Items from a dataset

* * *

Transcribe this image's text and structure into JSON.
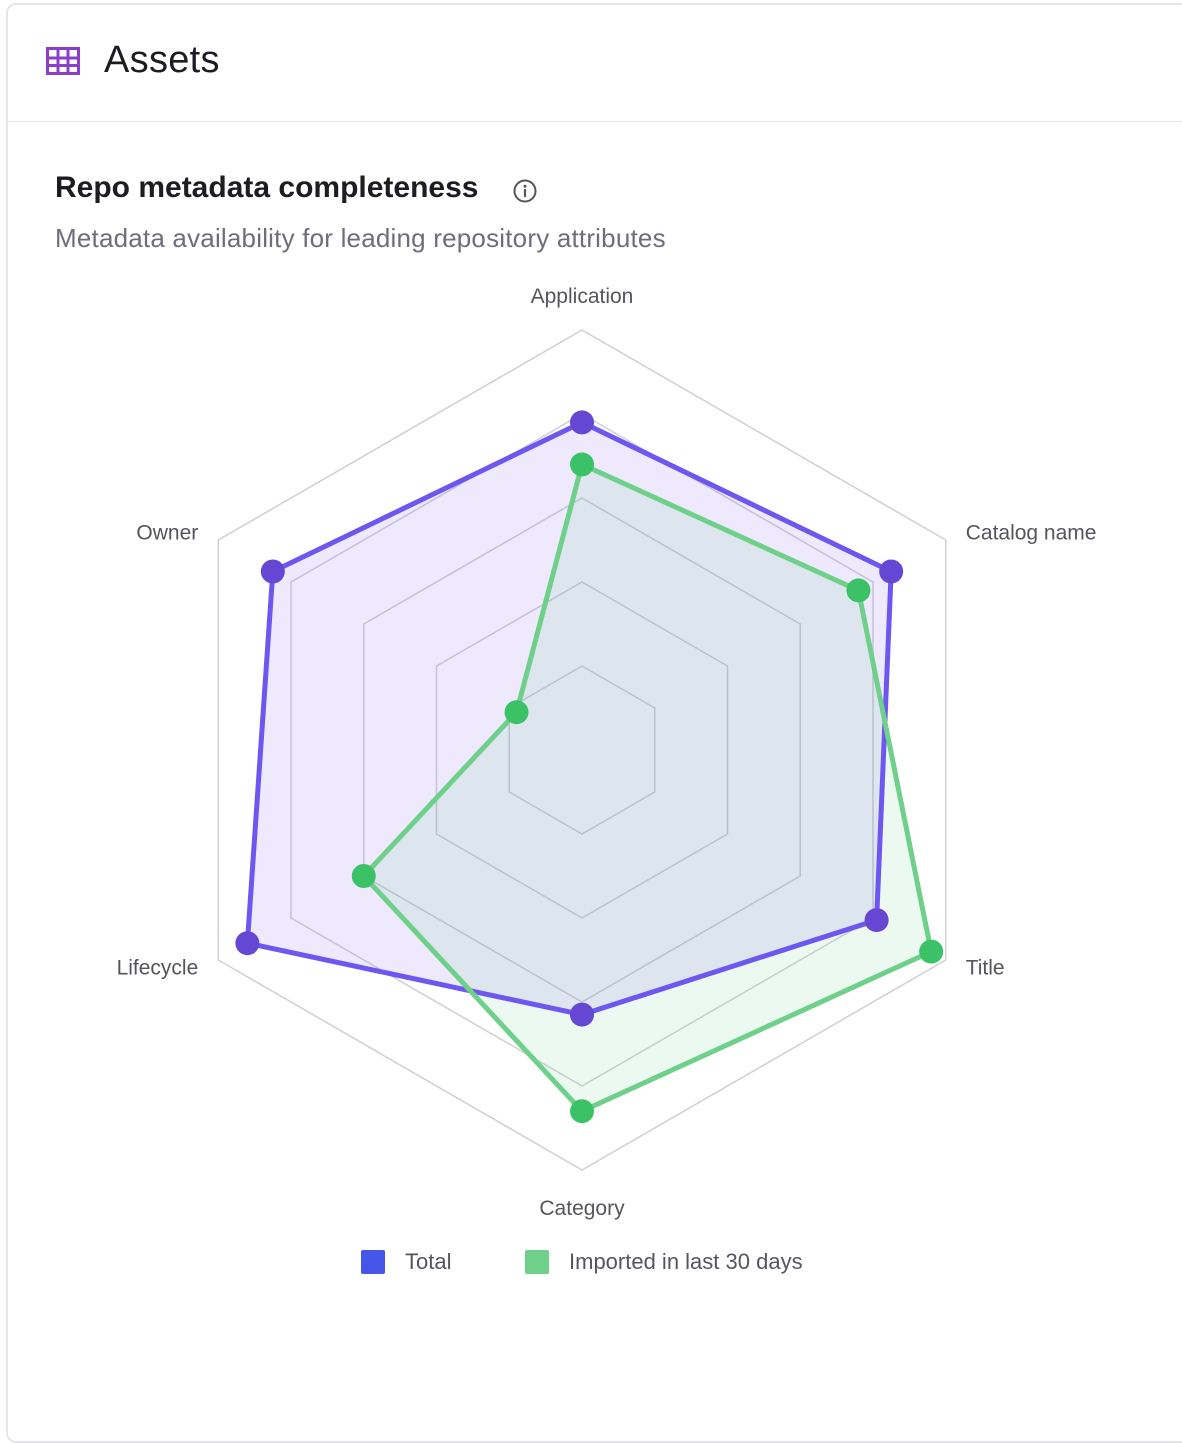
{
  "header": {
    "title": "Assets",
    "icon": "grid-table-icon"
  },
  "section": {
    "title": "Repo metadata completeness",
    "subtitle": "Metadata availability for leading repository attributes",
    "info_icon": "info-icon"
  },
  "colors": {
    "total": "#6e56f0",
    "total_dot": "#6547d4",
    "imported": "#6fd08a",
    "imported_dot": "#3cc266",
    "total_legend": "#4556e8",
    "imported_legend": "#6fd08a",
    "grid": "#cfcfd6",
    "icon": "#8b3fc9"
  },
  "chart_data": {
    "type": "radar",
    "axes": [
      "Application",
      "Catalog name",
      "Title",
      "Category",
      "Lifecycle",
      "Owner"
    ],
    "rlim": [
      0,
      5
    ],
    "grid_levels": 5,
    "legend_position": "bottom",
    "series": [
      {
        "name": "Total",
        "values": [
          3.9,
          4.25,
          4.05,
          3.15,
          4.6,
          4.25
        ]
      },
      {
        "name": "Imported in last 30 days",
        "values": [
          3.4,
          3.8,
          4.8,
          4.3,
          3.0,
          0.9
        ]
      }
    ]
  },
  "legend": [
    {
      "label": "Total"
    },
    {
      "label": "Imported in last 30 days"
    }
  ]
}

* * *

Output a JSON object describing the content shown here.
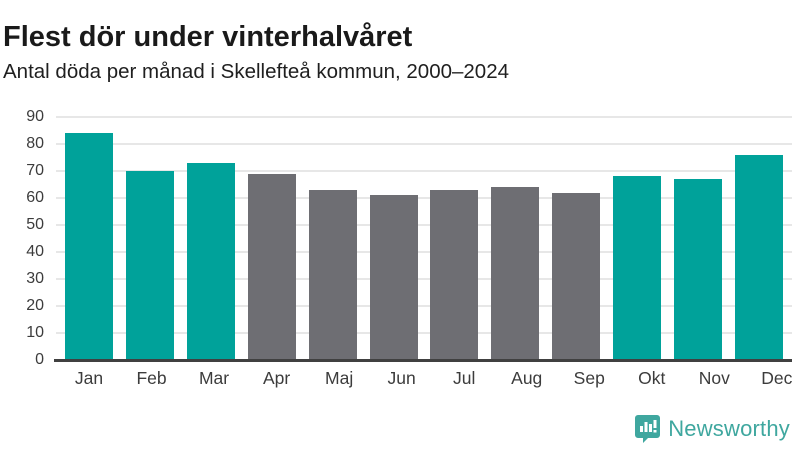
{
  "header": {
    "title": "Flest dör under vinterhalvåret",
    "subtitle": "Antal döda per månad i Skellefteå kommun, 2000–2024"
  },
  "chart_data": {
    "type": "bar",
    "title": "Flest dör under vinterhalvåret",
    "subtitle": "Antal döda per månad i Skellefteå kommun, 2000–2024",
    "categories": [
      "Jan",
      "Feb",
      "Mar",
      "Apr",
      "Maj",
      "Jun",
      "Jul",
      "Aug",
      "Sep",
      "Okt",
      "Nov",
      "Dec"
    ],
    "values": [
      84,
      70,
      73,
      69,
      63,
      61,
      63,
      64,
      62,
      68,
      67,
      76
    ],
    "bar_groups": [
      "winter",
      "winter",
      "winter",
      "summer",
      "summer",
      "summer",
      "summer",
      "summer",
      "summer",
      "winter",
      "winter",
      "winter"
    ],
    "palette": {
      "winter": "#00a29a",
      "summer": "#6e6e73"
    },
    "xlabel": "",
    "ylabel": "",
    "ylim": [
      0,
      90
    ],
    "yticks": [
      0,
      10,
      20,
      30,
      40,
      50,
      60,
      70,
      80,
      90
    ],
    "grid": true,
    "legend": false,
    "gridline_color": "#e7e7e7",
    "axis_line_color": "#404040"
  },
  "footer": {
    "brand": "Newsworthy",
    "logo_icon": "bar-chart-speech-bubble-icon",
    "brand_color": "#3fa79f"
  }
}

* * *

Task details - Report only the number of lines in the listing that contain the word "döda".

Solution for this task - 2